__Exercise requirements__. Write out the data below in full. Keep it exact.

Begin Dataset records

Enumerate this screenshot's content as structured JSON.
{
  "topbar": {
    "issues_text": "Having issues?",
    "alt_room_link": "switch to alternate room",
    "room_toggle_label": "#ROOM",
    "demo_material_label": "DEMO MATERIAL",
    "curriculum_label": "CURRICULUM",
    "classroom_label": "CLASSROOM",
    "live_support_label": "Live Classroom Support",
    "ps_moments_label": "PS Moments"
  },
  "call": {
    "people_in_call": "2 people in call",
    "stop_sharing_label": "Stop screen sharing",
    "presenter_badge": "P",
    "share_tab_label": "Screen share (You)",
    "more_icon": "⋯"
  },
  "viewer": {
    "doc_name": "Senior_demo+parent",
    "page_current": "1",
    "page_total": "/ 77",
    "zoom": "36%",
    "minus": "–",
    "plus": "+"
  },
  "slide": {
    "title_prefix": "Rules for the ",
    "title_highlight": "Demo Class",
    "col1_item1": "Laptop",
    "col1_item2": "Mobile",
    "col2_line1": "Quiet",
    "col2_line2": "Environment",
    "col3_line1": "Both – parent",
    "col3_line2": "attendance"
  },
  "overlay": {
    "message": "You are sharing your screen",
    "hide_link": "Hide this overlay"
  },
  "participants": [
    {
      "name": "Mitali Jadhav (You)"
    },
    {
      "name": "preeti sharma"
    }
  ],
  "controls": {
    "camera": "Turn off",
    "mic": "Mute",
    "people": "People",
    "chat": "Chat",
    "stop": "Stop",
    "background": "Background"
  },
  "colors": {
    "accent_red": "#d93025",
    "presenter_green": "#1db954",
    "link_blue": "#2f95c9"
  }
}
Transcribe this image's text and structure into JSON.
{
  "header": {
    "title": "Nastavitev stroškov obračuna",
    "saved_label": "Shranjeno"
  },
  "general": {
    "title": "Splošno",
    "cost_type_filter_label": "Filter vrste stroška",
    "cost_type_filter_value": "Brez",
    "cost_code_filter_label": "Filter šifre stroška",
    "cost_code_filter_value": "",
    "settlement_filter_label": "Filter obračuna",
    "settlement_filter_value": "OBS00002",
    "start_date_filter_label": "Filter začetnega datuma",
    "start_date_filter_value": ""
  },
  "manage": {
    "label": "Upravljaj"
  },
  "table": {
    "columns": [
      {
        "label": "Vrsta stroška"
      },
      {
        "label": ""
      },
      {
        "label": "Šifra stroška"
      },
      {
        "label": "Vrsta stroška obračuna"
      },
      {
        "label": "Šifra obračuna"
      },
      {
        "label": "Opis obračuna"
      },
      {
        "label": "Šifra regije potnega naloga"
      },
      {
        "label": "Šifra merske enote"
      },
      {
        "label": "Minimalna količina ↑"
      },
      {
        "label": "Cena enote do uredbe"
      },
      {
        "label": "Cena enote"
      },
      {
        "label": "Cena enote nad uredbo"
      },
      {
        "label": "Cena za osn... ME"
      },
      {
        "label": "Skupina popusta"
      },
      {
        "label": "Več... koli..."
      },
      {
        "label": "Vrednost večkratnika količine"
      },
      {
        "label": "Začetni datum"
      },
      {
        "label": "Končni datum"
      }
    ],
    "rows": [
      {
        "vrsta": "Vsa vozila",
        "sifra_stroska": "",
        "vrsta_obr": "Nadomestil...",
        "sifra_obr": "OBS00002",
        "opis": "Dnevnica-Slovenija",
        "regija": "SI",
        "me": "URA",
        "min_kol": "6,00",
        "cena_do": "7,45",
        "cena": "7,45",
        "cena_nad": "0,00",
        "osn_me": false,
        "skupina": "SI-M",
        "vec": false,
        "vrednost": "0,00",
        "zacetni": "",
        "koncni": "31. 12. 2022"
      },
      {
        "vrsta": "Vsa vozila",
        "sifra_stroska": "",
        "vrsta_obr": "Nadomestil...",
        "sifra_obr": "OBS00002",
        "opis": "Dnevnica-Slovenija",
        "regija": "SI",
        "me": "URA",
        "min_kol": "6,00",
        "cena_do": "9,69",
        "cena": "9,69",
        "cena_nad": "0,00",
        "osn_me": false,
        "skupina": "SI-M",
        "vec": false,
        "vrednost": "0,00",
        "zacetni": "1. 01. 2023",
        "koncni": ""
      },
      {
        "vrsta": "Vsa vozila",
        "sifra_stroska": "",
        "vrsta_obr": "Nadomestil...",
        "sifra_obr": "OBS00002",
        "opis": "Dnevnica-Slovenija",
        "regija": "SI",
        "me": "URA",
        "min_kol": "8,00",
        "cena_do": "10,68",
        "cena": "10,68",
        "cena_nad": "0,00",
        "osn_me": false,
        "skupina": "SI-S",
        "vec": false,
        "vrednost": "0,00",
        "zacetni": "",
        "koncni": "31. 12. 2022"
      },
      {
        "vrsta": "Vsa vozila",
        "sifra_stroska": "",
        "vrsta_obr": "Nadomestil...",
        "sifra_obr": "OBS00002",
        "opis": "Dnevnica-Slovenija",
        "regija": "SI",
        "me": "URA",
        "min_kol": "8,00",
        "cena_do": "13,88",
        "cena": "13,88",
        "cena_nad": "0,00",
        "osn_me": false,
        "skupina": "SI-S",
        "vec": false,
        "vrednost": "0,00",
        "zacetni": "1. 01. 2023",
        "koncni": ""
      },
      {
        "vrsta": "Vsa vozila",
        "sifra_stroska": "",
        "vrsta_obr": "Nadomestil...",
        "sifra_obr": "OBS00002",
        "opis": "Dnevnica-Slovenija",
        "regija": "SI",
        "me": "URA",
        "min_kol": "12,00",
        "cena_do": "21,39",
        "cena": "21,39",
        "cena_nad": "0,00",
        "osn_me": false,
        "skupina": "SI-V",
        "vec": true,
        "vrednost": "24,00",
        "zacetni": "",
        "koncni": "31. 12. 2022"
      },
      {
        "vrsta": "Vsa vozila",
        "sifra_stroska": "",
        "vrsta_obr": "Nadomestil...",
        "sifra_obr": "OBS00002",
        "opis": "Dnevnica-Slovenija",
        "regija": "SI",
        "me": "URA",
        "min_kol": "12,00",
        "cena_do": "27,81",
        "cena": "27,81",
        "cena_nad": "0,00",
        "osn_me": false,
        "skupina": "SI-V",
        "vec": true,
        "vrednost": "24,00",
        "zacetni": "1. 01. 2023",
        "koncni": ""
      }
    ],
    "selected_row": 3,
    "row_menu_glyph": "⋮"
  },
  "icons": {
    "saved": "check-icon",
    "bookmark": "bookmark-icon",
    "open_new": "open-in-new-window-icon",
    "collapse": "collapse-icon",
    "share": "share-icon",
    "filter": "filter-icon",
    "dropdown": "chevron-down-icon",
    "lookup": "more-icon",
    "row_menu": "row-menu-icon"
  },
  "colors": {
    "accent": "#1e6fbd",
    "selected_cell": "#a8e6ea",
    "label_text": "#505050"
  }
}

End Dataset records

__Task response__.
Enumerate this screenshot's content as structured JSON.
{
  "topbar": {
    "issues_text": "Having issues?",
    "alt_room_link": "switch to alternate room",
    "room_toggle_label": "#ROOM",
    "demo_material_label": "DEMO MATERIAL",
    "curriculum_label": "CURRICULUM",
    "classroom_label": "CLASSROOM",
    "live_support_label": "Live Classroom Support",
    "ps_moments_label": "PS Moments"
  },
  "call": {
    "people_in_call": "2 people in call",
    "stop_sharing_label": "Stop screen sharing",
    "presenter_badge": "P",
    "share_tab_label": "Screen share (You)",
    "more_icon": "⋯"
  },
  "viewer": {
    "doc_name": "Senior_demo+parent",
    "page_current": "1",
    "page_total": "/ 77",
    "zoom": "36%",
    "minus": "–",
    "plus": "+"
  },
  "slide": {
    "title_prefix": "Rules for the ",
    "title_highlight": "Demo Class",
    "col1_item1": "Laptop",
    "col1_item2": "Mobile",
    "col2_line1": "Quiet",
    "col2_line2": "Environment",
    "col3_line1": "Both – parent",
    "col3_line2": "attendance"
  },
  "overlay": {
    "message": "You are sharing your screen",
    "hide_link": "Hide this overlay"
  },
  "participants": [
    {
      "name": "Mitali Jadhav (You)"
    },
    {
      "name": "preeti sharma"
    }
  ],
  "controls": {
    "camera": "Turn off",
    "mic": "Mute",
    "people": "People",
    "chat": "Chat",
    "stop": "Stop",
    "background": "Background"
  },
  "colors": {
    "accent_red": "#d93025",
    "presenter_green": "#1db954",
    "link_blue": "#2f95c9"
  }
}
Transcribe this image's text and structure into JSON.
{
  "header": {
    "title": "Nastavitev stroškov obračuna",
    "saved_label": "Shranjeno"
  },
  "general": {
    "title": "Splošno",
    "cost_type_filter_label": "Filter vrste stroška",
    "cost_type_filter_value": "Brez",
    "cost_code_filter_label": "Filter šifre stroška",
    "cost_code_filter_value": "",
    "settlement_filter_label": "Filter obračuna",
    "settlement_filter_value": "OBS00002",
    "start_date_filter_label": "Filter začetnega datuma",
    "start_date_filter_value": ""
  },
  "manage": {
    "label": "Upravljaj"
  },
  "table": {
    "columns": [
      {
        "label": "Vrsta stroška"
      },
      {
        "label": ""
      },
      {
        "label": "Šifra stroška"
      },
      {
        "label": "Vrsta stroška obračuna"
      },
      {
        "label": "Šifra obračuna"
      },
      {
        "label": "Opis obračuna"
      },
      {
        "label": "Šifra regije potnega naloga"
      },
      {
        "label": "Šifra merske enote"
      },
      {
        "label": "Minimalna količina ↑"
      },
      {
        "label": "Cena enote do uredbe"
      },
      {
        "label": "Cena enote"
      },
      {
        "label": "Cena enote nad uredbo"
      },
      {
        "label": "Cena za osn... ME"
      },
      {
        "label": "Skupina popusta"
      },
      {
        "label": "Več... koli..."
      },
      {
        "label": "Vrednost večkratnika količine"
      },
      {
        "label": "Začetni datum"
      },
      {
        "label": "Končni datum"
      }
    ],
    "rows": [
      {
        "vrsta": "Vsa vozila",
        "sifra_stroska": "",
        "vrsta_obr": "Nadomestil...",
        "sifra_obr": "OBS00002",
        "opis": "Dnevnica-Slovenija",
        "regija": "SI",
        "me": "URA",
        "min_kol": "6,00",
        "cena_do": "7,45",
        "cena": "7,45",
        "cena_nad": "0,00",
        "osn_me": false,
        "skupina": "SI-M",
        "vec": false,
        "vrednost": "0,00",
        "zacetni": "",
        "koncni": "31. 12. 2022"
      },
      {
        "vrsta": "Vsa vozila",
        "sifra_stroska": "",
        "vrsta_obr": "Nadomestil...",
        "sifra_obr": "OBS00002",
        "opis": "Dnevnica-Slovenija",
        "regija": "SI",
        "me": "URA",
        "min_kol": "6,00",
        "cena_do": "9,69",
        "cena": "9,69",
        "cena_nad": "0,00",
        "osn_me": false,
        "skupina": "SI-M",
        "vec": false,
        "vrednost": "0,00",
        "zacetni": "1. 01. 2023",
        "koncni": ""
      },
      {
        "vrsta": "Vsa vozila",
        "sifra_stroska": "",
        "vrsta_obr": "Nadomestil...",
        "sifra_obr": "OBS00002",
        "opis": "Dnevnica-Slovenija",
        "regija": "SI",
        "me": "URA",
        "min_kol": "8,00",
        "cena_do": "10,68",
        "cena": "10,68",
        "cena_nad": "0,00",
        "osn_me": false,
        "skupina": "SI-S",
        "vec": false,
        "vrednost": "0,00",
        "zacetni": "",
        "koncni": "31. 12. 2022"
      },
      {
        "vrsta": "Vsa vozila",
        "sifra_stroska": "",
        "vrsta_obr": "Nadomestil...",
        "sifra_obr": "OBS00002",
        "opis": "Dnevnica-Slovenija",
        "regija": "SI",
        "me": "URA",
        "min_kol": "8,00",
        "cena_do": "13,88",
        "cena": "13,88",
        "cena_nad": "0,00",
        "osn_me": false,
        "skupina": "SI-S",
        "vec": false,
        "vrednost": "0,00",
        "zacetni": "1. 01. 2023",
        "koncni": ""
      },
      {
        "vrsta": "Vsa vozila",
        "sifra_stroska": "",
        "vrsta_obr": "Nadomestil...",
        "sifra_obr": "OBS00002",
        "opis": "Dnevnica-Slovenija",
        "regija": "SI",
        "me": "URA",
        "min_kol": "12,00",
        "cena_do": "21,39",
        "cena": "21,39",
        "cena_nad": "0,00",
        "osn_me": false,
        "skupina": "SI-V",
        "vec": true,
        "vrednost": "24,00",
        "zacetni": "",
        "koncni": "31. 12. 2022"
      },
      {
        "vrsta": "Vsa vozila",
        "sifra_stroska": "",
        "vrsta_obr": "Nadomestil...",
        "sifra_obr": "OBS00002",
        "opis": "Dnevnica-Slovenija",
        "regija": "SI",
        "me": "URA",
        "min_kol": "12,00",
        "cena_do": "27,81",
        "cena": "27,81",
        "cena_nad": "0,00",
        "osn_me": false,
        "skupina": "SI-V",
        "vec": true,
        "vrednost": "24,00",
        "zacetni": "1. 01. 2023",
        "koncni": ""
      }
    ],
    "selected_row": 3,
    "row_menu_glyph": "⋮"
  },
  "icons": {
    "saved": "check-icon",
    "bookmark": "bookmark-icon",
    "open_new": "open-in-new-window-icon",
    "collapse": "collapse-icon",
    "share": "share-icon",
    "filter": "filter-icon",
    "dropdown": "chevron-down-icon",
    "lookup": "more-icon",
    "row_menu": "row-menu-icon"
  },
  "colors": {
    "accent": "#1e6fbd",
    "selected_cell": "#a8e6ea",
    "label_text": "#505050"
  }
}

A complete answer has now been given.